▶ **Challenge**
Write out the records that appear below, verbatim and complete, but without pictures.

◆ ◆ ◆

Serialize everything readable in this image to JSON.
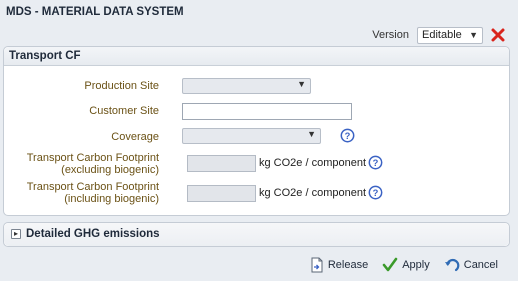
{
  "app": {
    "title": "MDS - MATERIAL DATA SYSTEM"
  },
  "version": {
    "label": "Version",
    "value": "Editable"
  },
  "panel": {
    "title": "Transport CF",
    "production_site_label": "Production Site",
    "customer_site_label": "Customer Site",
    "coverage_label": "Coverage",
    "tcf_excl_label_line1": "Transport Carbon Footprint",
    "tcf_excl_label_line2": "(excluding biogenic)",
    "tcf_incl_label_line1": "Transport Carbon Footprint",
    "tcf_incl_label_line2": "(including biogenic)",
    "unit": "kg CO2e / component",
    "production_site_value": "",
    "customer_site_value": "",
    "coverage_value": "",
    "tcf_excl_value": "",
    "tcf_incl_value": ""
  },
  "ghg": {
    "title": "Detailed GHG emissions"
  },
  "actions": {
    "release": "Release",
    "apply": "Apply",
    "cancel": "Cancel"
  },
  "colors": {
    "label": "#6b5216",
    "help": "#3a62c4",
    "close": "#d9241c",
    "apply": "#3a9a2a"
  }
}
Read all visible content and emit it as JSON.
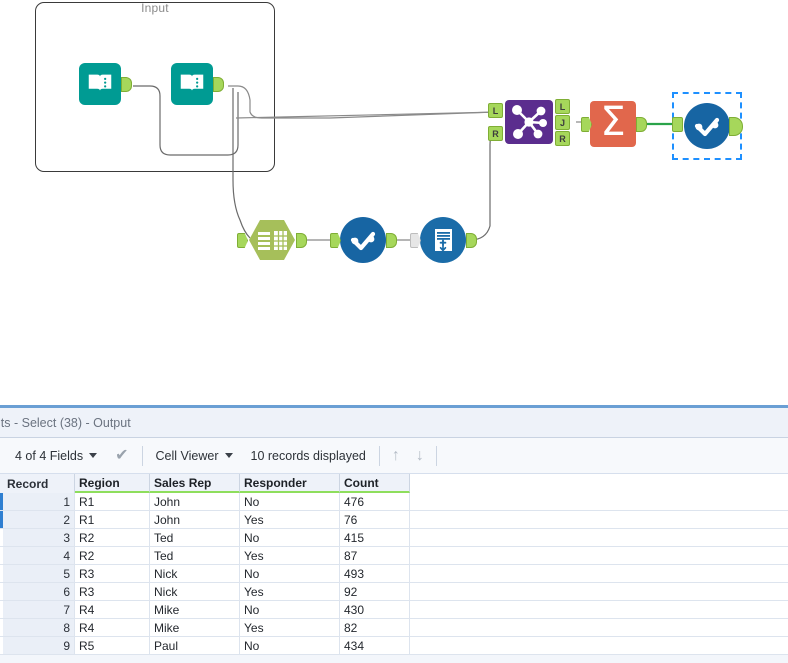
{
  "canvas": {
    "container": {
      "label": "Input"
    },
    "tools": [
      {
        "id": "input-1",
        "name": "input-data-tool",
        "type": "input-data",
        "icon": "book-icon"
      },
      {
        "id": "input-2",
        "name": "input-data-tool",
        "type": "input-data",
        "icon": "book-icon"
      },
      {
        "id": "select-1",
        "name": "select-tool",
        "type": "select",
        "icon": "table-grid-icon"
      },
      {
        "id": "browse-1",
        "name": "browse-tool",
        "type": "browse",
        "icon": "browse-eye-icon"
      },
      {
        "id": "union-1",
        "name": "union-tool",
        "type": "union",
        "icon": "document-plus-down-icon"
      },
      {
        "id": "join-1",
        "name": "join-tool",
        "type": "join",
        "icon": "join-nodes-icon"
      },
      {
        "id": "summarize-1",
        "name": "summarize-tool",
        "type": "summarize",
        "icon": "sigma-icon"
      },
      {
        "id": "browse-2",
        "name": "browse-tool-selected",
        "type": "browse",
        "icon": "browse-eye-icon",
        "selected": true
      }
    ],
    "join_ports": {
      "in_left": "L",
      "in_right": "R",
      "out_left": "L",
      "out_join": "J",
      "out_right": "R"
    },
    "summarize_symbol": "Σ"
  },
  "results": {
    "title": "lts - Select (38) - Output",
    "toolbar": {
      "fields_label": "4 of 4 Fields",
      "check_icon": "✔",
      "viewer_label": "Cell Viewer",
      "records_label": "10 records displayed",
      "up_icon": "↑",
      "down_icon": "↓"
    },
    "table": {
      "columns": [
        "Record",
        "Region",
        "Sales Rep",
        "Responder",
        "Count"
      ],
      "rows": [
        {
          "record": "1",
          "region": "R1",
          "rep": "John",
          "responder": "No",
          "count": "476",
          "marked": true
        },
        {
          "record": "2",
          "region": "R1",
          "rep": "John",
          "responder": "Yes",
          "count": "76",
          "marked": true
        },
        {
          "record": "3",
          "region": "R2",
          "rep": "Ted",
          "responder": "No",
          "count": "415",
          "marked": false
        },
        {
          "record": "4",
          "region": "R2",
          "rep": "Ted",
          "responder": "Yes",
          "count": "87",
          "marked": false
        },
        {
          "record": "5",
          "region": "R3",
          "rep": "Nick",
          "responder": "No",
          "count": "493",
          "marked": false
        },
        {
          "record": "6",
          "region": "R3",
          "rep": "Nick",
          "responder": "Yes",
          "count": "92",
          "marked": false
        },
        {
          "record": "7",
          "region": "R4",
          "rep": "Mike",
          "responder": "No",
          "count": "430",
          "marked": false
        },
        {
          "record": "8",
          "region": "R4",
          "rep": "Mike",
          "responder": "Yes",
          "count": "82",
          "marked": false
        },
        {
          "record": "9",
          "region": "R5",
          "rep": "Paul",
          "responder": "No",
          "count": "434",
          "marked": false
        }
      ]
    }
  },
  "colors": {
    "input_teal": "#009b93",
    "select_green": "#a6bf5a",
    "browse_blue": "#1765a3",
    "join_purple": "#5b2d8e",
    "summarize_orange": "#e1674c",
    "port_green": "#a6d75b",
    "selection_blue": "#1e90ff",
    "header_underline": "#8ede5c"
  }
}
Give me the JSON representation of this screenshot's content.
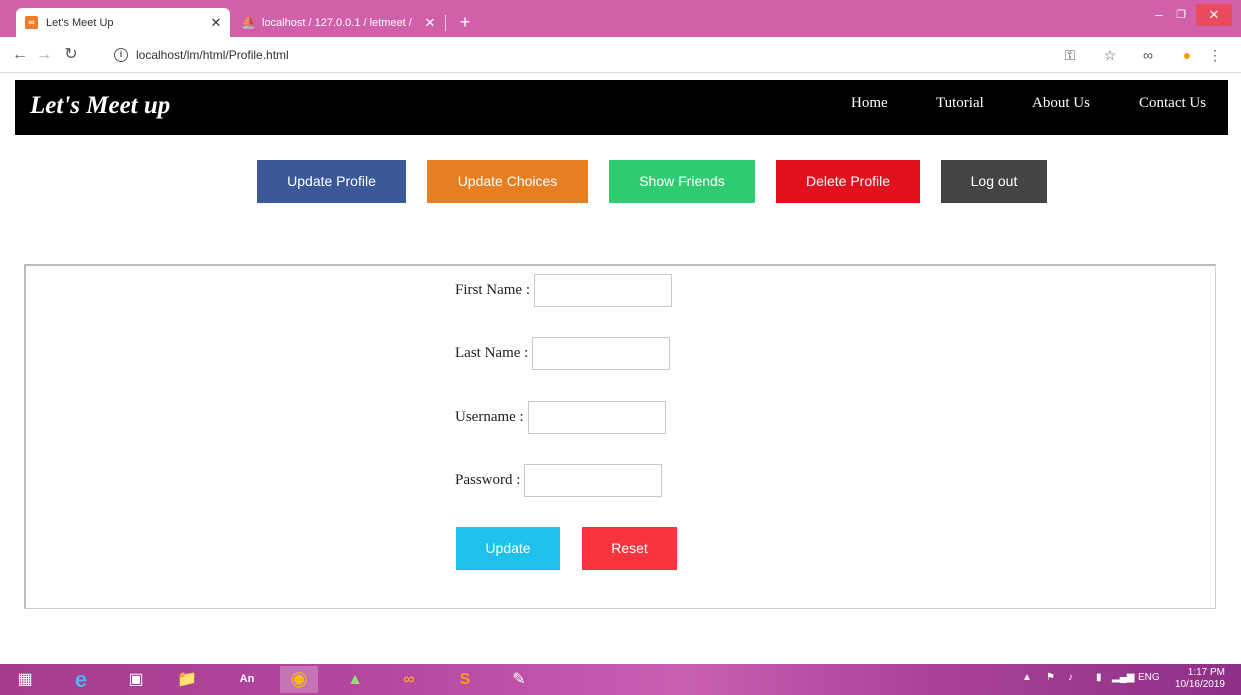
{
  "browser": {
    "tabs": [
      {
        "title": "Let's Meet Up",
        "favicon": "xampp-icon",
        "active": true
      },
      {
        "title": "localhost / 127.0.0.1 / letmeet / ",
        "favicon": "phpmyadmin-icon",
        "active": false
      }
    ],
    "url": "localhost/lm/html/Profile.html"
  },
  "site": {
    "brand": "Let's Meet up",
    "nav": [
      "Home",
      "Tutorial",
      "About Us",
      "Contact Us"
    ]
  },
  "actions": [
    {
      "label": "Update Profile",
      "color": "#3b5998"
    },
    {
      "label": "Update Choices",
      "color": "#e67e22"
    },
    {
      "label": "Show Friends",
      "color": "#2ecc71"
    },
    {
      "label": "Delete Profile",
      "color": "#e3111e"
    },
    {
      "label": "Log out",
      "color": "#444444"
    }
  ],
  "form": {
    "first_name_label": "First Name :",
    "last_name_label": "Last Name :",
    "username_label": "Username :",
    "password_label": "Password :",
    "first_name_value": "",
    "last_name_value": "",
    "username_value": "",
    "password_value": "",
    "update_label": "Update",
    "update_color": "#1ec0ec",
    "reset_label": "Reset",
    "reset_color": "#f9343f"
  },
  "taskbar": {
    "language": "ENG",
    "time": "1:17 PM",
    "date": "10/16/2019"
  }
}
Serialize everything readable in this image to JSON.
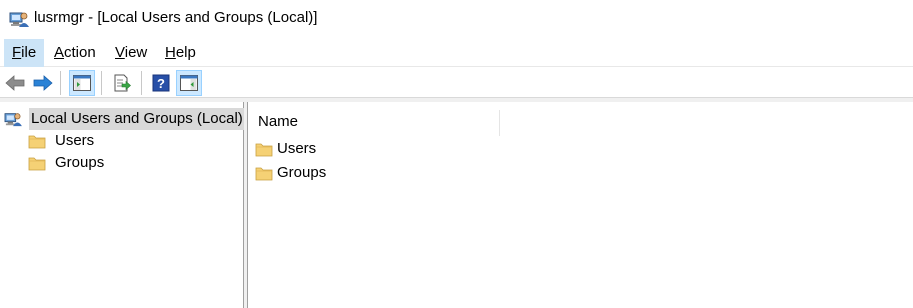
{
  "window": {
    "title": "lusrmgr - [Local Users and Groups (Local)]",
    "app_icon": "computer-users-icon"
  },
  "menubar": {
    "items": [
      {
        "accel": "F",
        "rest": "ile"
      },
      {
        "accel": "A",
        "rest": "ction"
      },
      {
        "accel": "V",
        "rest": "iew"
      },
      {
        "accel": "H",
        "rest": "elp"
      }
    ],
    "active_index": 0
  },
  "toolbar": {
    "buttons": [
      "back-arrow-icon",
      "forward-arrow-icon",
      "show-hide-console-tree-icon",
      "export-list-icon",
      "help-icon",
      "show-hide-action-pane-icon"
    ]
  },
  "tree": {
    "root": {
      "label": "Local Users and Groups (Local)",
      "icon": "computer-users-icon"
    },
    "children": [
      {
        "label": "Users",
        "icon": "folder-icon"
      },
      {
        "label": "Groups",
        "icon": "folder-icon"
      }
    ]
  },
  "list": {
    "columns": [
      "Name"
    ],
    "rows": [
      {
        "name": "Users",
        "icon": "folder-icon"
      },
      {
        "name": "Groups",
        "icon": "folder-icon"
      }
    ]
  },
  "colors": {
    "menu_active": "#cce4f7",
    "toolbar_pressed": "#cce8ff",
    "tree_selection": "#d9d9d9",
    "folder": "#f5d175",
    "arrow": "#2a82d6"
  }
}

◆ ◆ ◆

▶ **Task answer**
Serialize everything readable in this image to JSON.
{
  "app": {
    "title": "MDS - MATERIAL DATA SYSTEM"
  },
  "version": {
    "label": "Version",
    "value": "Editable"
  },
  "panel": {
    "title": "Transport CF",
    "production_site_label": "Production Site",
    "customer_site_label": "Customer Site",
    "coverage_label": "Coverage",
    "tcf_excl_label_line1": "Transport Carbon Footprint",
    "tcf_excl_label_line2": "(excluding biogenic)",
    "tcf_incl_label_line1": "Transport Carbon Footprint",
    "tcf_incl_label_line2": "(including biogenic)",
    "unit": "kg CO2e / component",
    "production_site_value": "",
    "customer_site_value": "",
    "coverage_value": "",
    "tcf_excl_value": "",
    "tcf_incl_value": ""
  },
  "ghg": {
    "title": "Detailed GHG emissions"
  },
  "actions": {
    "release": "Release",
    "apply": "Apply",
    "cancel": "Cancel"
  },
  "colors": {
    "label": "#6b5216",
    "help": "#3a62c4",
    "close": "#d9241c",
    "apply": "#3a9a2a"
  }
}
Read all visible content and emit it as JSON.
{
  "canvas": {
    "container": {
      "label": "Input"
    },
    "tools": [
      {
        "id": "input-1",
        "name": "input-data-tool",
        "type": "input-data",
        "icon": "book-icon"
      },
      {
        "id": "input-2",
        "name": "input-data-tool",
        "type": "input-data",
        "icon": "book-icon"
      },
      {
        "id": "select-1",
        "name": "select-tool",
        "type": "select",
        "icon": "table-grid-icon"
      },
      {
        "id": "browse-1",
        "name": "browse-tool",
        "type": "browse",
        "icon": "browse-eye-icon"
      },
      {
        "id": "union-1",
        "name": "union-tool",
        "type": "union",
        "icon": "document-plus-down-icon"
      },
      {
        "id": "join-1",
        "name": "join-tool",
        "type": "join",
        "icon": "join-nodes-icon"
      },
      {
        "id": "summarize-1",
        "name": "summarize-tool",
        "type": "summarize",
        "icon": "sigma-icon"
      },
      {
        "id": "browse-2",
        "name": "browse-tool-selected",
        "type": "browse",
        "icon": "browse-eye-icon",
        "selected": true
      }
    ],
    "join_ports": {
      "in_left": "L",
      "in_right": "R",
      "out_left": "L",
      "out_join": "J",
      "out_right": "R"
    },
    "summarize_symbol": "Σ"
  },
  "results": {
    "title": "lts - Select (38) - Output",
    "toolbar": {
      "fields_label": "4 of 4 Fields",
      "check_icon": "✔",
      "viewer_label": "Cell Viewer",
      "records_label": "10 records displayed",
      "up_icon": "↑",
      "down_icon": "↓"
    },
    "table": {
      "columns": [
        "Record",
        "Region",
        "Sales Rep",
        "Responder",
        "Count"
      ],
      "rows": [
        {
          "record": "1",
          "region": "R1",
          "rep": "John",
          "responder": "No",
          "count": "476",
          "marked": true
        },
        {
          "record": "2",
          "region": "R1",
          "rep": "John",
          "responder": "Yes",
          "count": "76",
          "marked": true
        },
        {
          "record": "3",
          "region": "R2",
          "rep": "Ted",
          "responder": "No",
          "count": "415",
          "marked": false
        },
        {
          "record": "4",
          "region": "R2",
          "rep": "Ted",
          "responder": "Yes",
          "count": "87",
          "marked": false
        },
        {
          "record": "5",
          "region": "R3",
          "rep": "Nick",
          "responder": "No",
          "count": "493",
          "marked": false
        },
        {
          "record": "6",
          "region": "R3",
          "rep": "Nick",
          "responder": "Yes",
          "count": "92",
          "marked": false
        },
        {
          "record": "7",
          "region": "R4",
          "rep": "Mike",
          "responder": "No",
          "count": "430",
          "marked": false
        },
        {
          "record": "8",
          "region": "R4",
          "rep": "Mike",
          "responder": "Yes",
          "count": "82",
          "marked": false
        },
        {
          "record": "9",
          "region": "R5",
          "rep": "Paul",
          "responder": "No",
          "count": "434",
          "marked": false
        }
      ]
    }
  },
  "colors": {
    "input_teal": "#009b93",
    "select_green": "#a6bf5a",
    "browse_blue": "#1765a3",
    "join_purple": "#5b2d8e",
    "summarize_orange": "#e1674c",
    "port_green": "#a6d75b",
    "selection_blue": "#1e90ff",
    "header_underline": "#8ede5c"
  }
}
Give me the JSON representation of this screenshot's content.
{
  "browser": {
    "tabs": [
      {
        "title": "Let's Meet Up",
        "favicon": "xampp-icon",
        "active": true
      },
      {
        "title": "localhost / 127.0.0.1 / letmeet / ",
        "favicon": "phpmyadmin-icon",
        "active": false
      }
    ],
    "url": "localhost/lm/html/Profile.html"
  },
  "site": {
    "brand": "Let's Meet up",
    "nav": [
      "Home",
      "Tutorial",
      "About Us",
      "Contact Us"
    ]
  },
  "actions": [
    {
      "label": "Update Profile",
      "color": "#3b5998"
    },
    {
      "label": "Update Choices",
      "color": "#e67e22"
    },
    {
      "label": "Show Friends",
      "color": "#2ecc71"
    },
    {
      "label": "Delete Profile",
      "color": "#e3111e"
    },
    {
      "label": "Log out",
      "color": "#444444"
    }
  ],
  "form": {
    "first_name_label": "First Name :",
    "last_name_label": "Last Name :",
    "username_label": "Username :",
    "password_label": "Password :",
    "first_name_value": "",
    "last_name_value": "",
    "username_value": "",
    "password_value": "",
    "update_label": "Update",
    "update_color": "#1ec0ec",
    "reset_label": "Reset",
    "reset_color": "#f9343f"
  },
  "taskbar": {
    "language": "ENG",
    "time": "1:17 PM",
    "date": "10/16/2019"
  }
}
Serialize everything readable in this image to JSON.
{
  "window": {
    "title": "lusrmgr - [Local Users and Groups (Local)]",
    "app_icon": "computer-users-icon"
  },
  "menubar": {
    "items": [
      {
        "accel": "F",
        "rest": "ile"
      },
      {
        "accel": "A",
        "rest": "ction"
      },
      {
        "accel": "V",
        "rest": "iew"
      },
      {
        "accel": "H",
        "rest": "elp"
      }
    ],
    "active_index": 0
  },
  "toolbar": {
    "buttons": [
      "back-arrow-icon",
      "forward-arrow-icon",
      "show-hide-console-tree-icon",
      "export-list-icon",
      "help-icon",
      "show-hide-action-pane-icon"
    ]
  },
  "tree": {
    "root": {
      "label": "Local Users and Groups (Local)",
      "icon": "computer-users-icon"
    },
    "children": [
      {
        "label": "Users",
        "icon": "folder-icon"
      },
      {
        "label": "Groups",
        "icon": "folder-icon"
      }
    ]
  },
  "list": {
    "columns": [
      "Name"
    ],
    "rows": [
      {
        "name": "Users",
        "icon": "folder-icon"
      },
      {
        "name": "Groups",
        "icon": "folder-icon"
      }
    ]
  },
  "colors": {
    "menu_active": "#cce4f7",
    "toolbar_pressed": "#cce8ff",
    "tree_selection": "#d9d9d9",
    "folder": "#f5d175",
    "arrow": "#2a82d6"
  }
}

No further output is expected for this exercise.